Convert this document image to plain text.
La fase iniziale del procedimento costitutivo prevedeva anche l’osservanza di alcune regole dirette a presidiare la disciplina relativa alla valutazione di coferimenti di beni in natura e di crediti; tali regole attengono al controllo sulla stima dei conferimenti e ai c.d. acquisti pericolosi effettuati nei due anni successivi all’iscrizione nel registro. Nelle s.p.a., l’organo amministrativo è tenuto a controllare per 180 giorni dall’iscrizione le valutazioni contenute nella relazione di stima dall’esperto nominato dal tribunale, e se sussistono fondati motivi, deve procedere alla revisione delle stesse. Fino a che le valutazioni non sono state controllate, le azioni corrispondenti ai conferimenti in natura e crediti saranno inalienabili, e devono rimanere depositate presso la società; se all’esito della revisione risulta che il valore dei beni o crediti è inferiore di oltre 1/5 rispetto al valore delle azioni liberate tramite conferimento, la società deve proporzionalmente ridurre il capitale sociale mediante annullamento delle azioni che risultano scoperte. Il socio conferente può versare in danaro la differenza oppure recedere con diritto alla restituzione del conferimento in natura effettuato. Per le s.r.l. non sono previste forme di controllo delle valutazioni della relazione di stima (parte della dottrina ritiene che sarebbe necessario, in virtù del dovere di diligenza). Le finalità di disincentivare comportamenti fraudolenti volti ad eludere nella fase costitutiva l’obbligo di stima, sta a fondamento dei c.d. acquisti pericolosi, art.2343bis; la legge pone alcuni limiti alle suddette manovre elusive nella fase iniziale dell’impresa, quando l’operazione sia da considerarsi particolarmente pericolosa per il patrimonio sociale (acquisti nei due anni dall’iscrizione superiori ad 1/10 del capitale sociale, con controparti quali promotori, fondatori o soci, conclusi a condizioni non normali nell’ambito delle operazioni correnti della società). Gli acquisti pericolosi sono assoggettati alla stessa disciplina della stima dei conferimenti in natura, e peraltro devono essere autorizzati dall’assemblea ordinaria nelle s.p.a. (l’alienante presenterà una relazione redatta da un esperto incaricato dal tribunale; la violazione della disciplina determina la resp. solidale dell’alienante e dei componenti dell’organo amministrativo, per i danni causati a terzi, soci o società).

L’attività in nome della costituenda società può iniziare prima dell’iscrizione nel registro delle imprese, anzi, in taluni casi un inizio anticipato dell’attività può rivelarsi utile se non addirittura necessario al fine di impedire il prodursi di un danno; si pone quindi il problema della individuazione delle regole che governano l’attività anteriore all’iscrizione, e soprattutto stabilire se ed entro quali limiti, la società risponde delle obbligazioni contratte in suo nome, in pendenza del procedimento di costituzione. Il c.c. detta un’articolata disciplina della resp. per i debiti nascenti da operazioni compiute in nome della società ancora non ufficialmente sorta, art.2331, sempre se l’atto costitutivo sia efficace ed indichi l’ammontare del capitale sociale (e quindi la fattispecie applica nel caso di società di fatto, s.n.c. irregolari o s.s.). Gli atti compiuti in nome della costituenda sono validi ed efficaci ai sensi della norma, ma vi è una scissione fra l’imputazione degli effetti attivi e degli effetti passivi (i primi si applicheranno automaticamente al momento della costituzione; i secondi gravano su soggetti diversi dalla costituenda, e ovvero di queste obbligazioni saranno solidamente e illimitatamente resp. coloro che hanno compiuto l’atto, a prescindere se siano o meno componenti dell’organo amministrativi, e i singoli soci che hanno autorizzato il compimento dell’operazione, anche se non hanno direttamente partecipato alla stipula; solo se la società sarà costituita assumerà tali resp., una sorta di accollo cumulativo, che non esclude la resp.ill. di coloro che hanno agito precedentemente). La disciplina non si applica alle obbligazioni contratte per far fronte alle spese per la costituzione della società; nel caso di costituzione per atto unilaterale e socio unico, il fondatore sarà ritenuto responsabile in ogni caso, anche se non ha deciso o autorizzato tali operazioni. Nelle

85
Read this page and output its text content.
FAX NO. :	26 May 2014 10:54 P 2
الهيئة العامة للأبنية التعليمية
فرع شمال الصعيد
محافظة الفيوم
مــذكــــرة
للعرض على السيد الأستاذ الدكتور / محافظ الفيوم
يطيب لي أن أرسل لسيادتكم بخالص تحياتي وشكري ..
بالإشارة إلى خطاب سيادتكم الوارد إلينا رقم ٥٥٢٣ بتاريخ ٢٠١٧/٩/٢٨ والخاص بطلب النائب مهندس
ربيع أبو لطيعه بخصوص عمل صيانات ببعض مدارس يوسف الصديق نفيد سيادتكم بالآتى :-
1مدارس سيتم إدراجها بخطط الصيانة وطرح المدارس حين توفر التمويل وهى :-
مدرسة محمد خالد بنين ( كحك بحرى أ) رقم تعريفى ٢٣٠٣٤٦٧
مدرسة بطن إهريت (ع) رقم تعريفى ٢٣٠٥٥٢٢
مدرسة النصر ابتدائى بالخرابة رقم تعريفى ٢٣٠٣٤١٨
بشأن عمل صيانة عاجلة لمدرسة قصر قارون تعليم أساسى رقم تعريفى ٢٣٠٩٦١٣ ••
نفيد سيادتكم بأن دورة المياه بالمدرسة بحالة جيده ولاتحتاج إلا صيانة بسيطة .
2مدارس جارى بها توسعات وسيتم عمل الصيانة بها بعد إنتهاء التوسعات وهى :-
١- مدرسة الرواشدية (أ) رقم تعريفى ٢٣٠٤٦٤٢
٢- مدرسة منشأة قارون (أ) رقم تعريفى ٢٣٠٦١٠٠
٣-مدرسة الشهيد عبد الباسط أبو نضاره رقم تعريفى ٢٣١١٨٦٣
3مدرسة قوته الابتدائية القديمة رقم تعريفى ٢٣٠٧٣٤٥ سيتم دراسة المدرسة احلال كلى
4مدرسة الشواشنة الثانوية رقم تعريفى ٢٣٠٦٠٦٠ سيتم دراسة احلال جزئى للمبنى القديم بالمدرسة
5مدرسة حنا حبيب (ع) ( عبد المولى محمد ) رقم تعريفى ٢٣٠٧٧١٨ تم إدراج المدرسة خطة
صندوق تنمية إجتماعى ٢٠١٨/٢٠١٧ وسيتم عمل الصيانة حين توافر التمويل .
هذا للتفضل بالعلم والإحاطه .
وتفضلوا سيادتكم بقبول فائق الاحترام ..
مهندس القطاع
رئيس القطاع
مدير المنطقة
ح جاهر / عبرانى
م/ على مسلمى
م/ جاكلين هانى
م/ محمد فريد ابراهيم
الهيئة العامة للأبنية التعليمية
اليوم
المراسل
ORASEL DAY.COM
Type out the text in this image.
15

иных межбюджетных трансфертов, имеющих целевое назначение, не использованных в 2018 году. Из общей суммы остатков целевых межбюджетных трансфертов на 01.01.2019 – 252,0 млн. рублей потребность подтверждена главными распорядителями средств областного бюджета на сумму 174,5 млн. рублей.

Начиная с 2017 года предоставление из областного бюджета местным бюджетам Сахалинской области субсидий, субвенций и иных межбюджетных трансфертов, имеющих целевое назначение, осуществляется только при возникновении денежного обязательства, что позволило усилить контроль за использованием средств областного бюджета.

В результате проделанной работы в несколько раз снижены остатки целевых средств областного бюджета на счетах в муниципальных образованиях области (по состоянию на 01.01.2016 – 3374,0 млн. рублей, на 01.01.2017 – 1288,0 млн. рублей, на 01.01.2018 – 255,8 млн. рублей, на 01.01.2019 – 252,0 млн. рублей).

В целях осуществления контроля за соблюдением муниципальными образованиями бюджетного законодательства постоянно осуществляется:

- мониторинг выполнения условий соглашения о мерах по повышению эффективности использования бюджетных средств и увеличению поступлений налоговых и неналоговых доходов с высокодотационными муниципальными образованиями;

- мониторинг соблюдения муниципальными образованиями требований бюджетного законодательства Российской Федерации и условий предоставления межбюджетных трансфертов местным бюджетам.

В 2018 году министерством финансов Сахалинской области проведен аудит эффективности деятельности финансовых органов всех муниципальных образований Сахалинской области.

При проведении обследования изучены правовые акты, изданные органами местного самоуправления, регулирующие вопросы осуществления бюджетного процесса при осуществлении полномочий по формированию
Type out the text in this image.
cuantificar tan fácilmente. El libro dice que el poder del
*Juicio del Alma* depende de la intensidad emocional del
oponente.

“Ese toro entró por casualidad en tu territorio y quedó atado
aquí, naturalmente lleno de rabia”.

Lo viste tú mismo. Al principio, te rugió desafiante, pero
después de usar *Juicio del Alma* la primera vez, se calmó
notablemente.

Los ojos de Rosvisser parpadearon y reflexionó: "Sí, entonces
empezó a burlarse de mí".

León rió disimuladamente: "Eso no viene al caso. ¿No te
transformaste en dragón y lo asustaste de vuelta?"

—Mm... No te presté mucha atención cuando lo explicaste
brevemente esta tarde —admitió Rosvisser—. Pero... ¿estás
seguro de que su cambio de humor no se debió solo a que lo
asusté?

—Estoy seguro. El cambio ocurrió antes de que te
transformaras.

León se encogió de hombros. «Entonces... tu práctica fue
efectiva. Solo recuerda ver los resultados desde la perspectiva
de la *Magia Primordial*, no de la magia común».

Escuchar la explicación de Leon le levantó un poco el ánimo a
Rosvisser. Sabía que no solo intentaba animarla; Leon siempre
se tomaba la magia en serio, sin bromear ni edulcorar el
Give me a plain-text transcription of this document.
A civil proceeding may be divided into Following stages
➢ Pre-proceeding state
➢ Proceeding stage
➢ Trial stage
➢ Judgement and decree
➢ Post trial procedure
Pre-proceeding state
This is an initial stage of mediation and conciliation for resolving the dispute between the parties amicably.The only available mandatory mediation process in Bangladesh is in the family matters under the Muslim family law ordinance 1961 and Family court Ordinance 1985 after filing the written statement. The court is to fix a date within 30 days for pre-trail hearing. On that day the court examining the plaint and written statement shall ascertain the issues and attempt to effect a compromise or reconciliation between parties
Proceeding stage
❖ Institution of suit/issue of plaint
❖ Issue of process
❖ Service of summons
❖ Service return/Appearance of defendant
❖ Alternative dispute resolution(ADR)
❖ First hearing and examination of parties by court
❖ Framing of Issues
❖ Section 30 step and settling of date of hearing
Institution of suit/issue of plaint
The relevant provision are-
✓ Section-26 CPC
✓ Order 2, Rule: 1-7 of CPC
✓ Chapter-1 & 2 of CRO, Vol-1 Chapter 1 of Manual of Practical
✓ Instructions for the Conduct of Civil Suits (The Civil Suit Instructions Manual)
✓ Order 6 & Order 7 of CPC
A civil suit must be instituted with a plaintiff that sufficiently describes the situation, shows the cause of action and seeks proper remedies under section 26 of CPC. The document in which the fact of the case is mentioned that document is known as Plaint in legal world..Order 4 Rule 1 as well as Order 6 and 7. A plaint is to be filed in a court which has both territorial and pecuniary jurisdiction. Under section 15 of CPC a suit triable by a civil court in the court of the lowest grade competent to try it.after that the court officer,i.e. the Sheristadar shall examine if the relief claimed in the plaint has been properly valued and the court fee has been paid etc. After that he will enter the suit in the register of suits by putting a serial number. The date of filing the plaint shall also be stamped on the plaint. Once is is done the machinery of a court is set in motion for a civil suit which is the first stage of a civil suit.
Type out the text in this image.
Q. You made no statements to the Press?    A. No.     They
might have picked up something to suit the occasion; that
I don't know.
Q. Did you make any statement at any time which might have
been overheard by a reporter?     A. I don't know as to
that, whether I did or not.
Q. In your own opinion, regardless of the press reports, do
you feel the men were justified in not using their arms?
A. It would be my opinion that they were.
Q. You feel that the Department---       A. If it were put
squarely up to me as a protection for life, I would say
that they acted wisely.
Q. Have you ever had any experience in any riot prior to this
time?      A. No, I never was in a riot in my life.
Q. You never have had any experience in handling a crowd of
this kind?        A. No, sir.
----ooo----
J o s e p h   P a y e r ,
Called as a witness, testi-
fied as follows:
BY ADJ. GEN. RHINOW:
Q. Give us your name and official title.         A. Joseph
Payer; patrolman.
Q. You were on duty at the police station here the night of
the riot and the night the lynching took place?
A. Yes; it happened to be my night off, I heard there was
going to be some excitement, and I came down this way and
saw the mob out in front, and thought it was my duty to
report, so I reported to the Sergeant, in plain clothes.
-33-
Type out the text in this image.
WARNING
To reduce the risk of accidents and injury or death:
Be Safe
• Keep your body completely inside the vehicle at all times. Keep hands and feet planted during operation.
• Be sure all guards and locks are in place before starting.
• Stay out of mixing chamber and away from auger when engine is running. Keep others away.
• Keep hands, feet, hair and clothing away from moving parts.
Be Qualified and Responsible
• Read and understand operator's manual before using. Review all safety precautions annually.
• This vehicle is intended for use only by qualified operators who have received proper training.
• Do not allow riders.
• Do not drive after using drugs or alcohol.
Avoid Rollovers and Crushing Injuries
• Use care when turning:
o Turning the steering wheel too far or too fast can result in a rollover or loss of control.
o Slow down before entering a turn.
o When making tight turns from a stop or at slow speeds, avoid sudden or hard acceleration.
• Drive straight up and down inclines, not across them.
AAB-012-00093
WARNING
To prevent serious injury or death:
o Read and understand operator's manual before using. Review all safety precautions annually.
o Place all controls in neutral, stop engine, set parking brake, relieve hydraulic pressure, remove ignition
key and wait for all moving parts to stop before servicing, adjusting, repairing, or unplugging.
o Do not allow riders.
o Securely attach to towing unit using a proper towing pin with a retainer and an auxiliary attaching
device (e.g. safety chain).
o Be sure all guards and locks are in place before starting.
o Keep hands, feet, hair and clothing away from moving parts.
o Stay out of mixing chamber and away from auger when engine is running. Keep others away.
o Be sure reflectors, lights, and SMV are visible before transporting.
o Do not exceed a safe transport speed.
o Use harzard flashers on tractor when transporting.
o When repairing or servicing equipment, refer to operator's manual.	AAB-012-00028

- - -

What is needed
Where a line of the material above holds the string "الفيوم", copy that line.

Result of the exercise
محافظة الفيوم
للعرض على السيد الأستاذ الدكتور / محافظ الفيوم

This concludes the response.